_Task to complete_. Omit the images, then output each of the records below exactly.

— BEGIN —

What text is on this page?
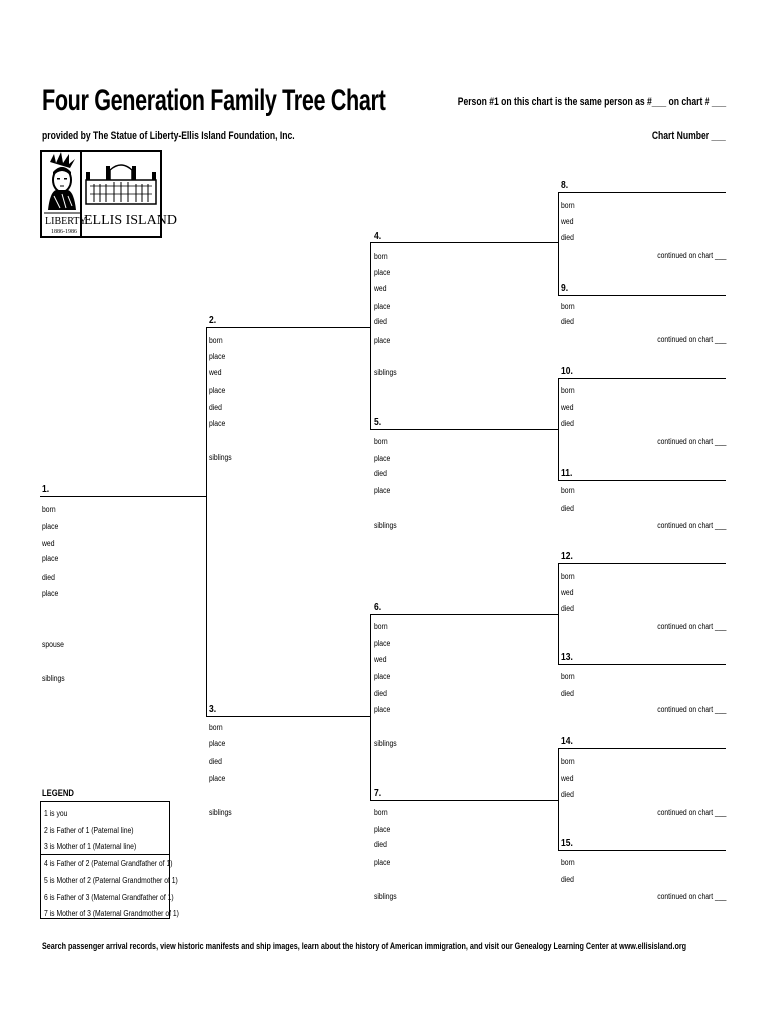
Four Generation Family Tree Chart	Person #1 on this chart is the same person as #___ on chart # ___
provided by The Statue of Liberty-Ellis Island Foundation, Inc.	Chart Number ___
LIBERTY
1886-1986
ELLIS ISLAND
1.
born
place
wed
place
died
place
spouse
siblings
2.
born
place
wed
place
died
place
siblings
3.
born
place
died
place
siblings
4.
born
place
wed
place
died
place
siblings
5.
born
place
died
place
siblings
6.
born
place
wed
place
died
place
siblings
7.
born
place
died
place
siblings
8.
born
wed
died
continued on chart ___
9.
born
died
continued on chart ___
10.
born
wed
died
continued on chart ___
11.
born
died
continued on chart ___
12.
born
wed
died
continued on chart ___
13.
born
died
continued on chart ___
14.
born
wed
died
continued on chart ___
15.
born
died
continued on chart ___
LEGEND
1 is you
2 is Father of 1 (Paternal line)
3 is Mother of 1 (Maternal line)
4 is Father of 2 (Paternal Grandfather of 1)
5 is Mother of 2 (Paternal Grandmother of 1)
6 is Father of 3 (Maternal Grandfather of 1)
7 is Mother of 3 (Maternal Grandmother of 1)
Search passenger arrival records, view historic manifests and ship images, learn about the history of American immigration, and visit our Genealogy Learning Center at www.ellisisland.org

— END —

_Solution to the exercise_.
What text is on this page?
Four Generation Family Tree Chart	Person #1 on this chart is the same person as #___ on chart # ___
provided by The Statue of Liberty-Ellis Island Foundation, Inc.	Chart Number ___
LIBERTY
1886-1986
ELLIS ISLAND
1.
born
place
wed
place
died
place
spouse
siblings
2.
born
place
wed
place
died
place
siblings
3.
born
place
died
place
siblings
4.
born
place
wed
place
died
place
siblings
5.
born
place
died
place
siblings
6.
born
place
wed
place
died
place
siblings
7.
born
place
died
place
siblings
8.
born
wed
died
continued on chart ___
9.
born
died
continued on chart ___
10.
born
wed
died
continued on chart ___
11.
born
died
continued on chart ___
12.
born
wed
died
continued on chart ___
13.
born
died
continued on chart ___
14.
born
wed
died
continued on chart ___
15.
born
died
continued on chart ___
LEGEND
1 is you
2 is Father of 1 (Paternal line)
3 is Mother of 1 (Maternal line)
4 is Father of 2 (Paternal Grandfather of 1)
5 is Mother of 2 (Paternal Grandmother of 1)
6 is Father of 3 (Maternal Grandfather of 1)
7 is Mother of 3 (Maternal Grandmother of 1)
Search passenger arrival records, view historic manifests and ship images, learn about the history of American immigration, and visit our Genealogy Learning Center at www.ellisisland.org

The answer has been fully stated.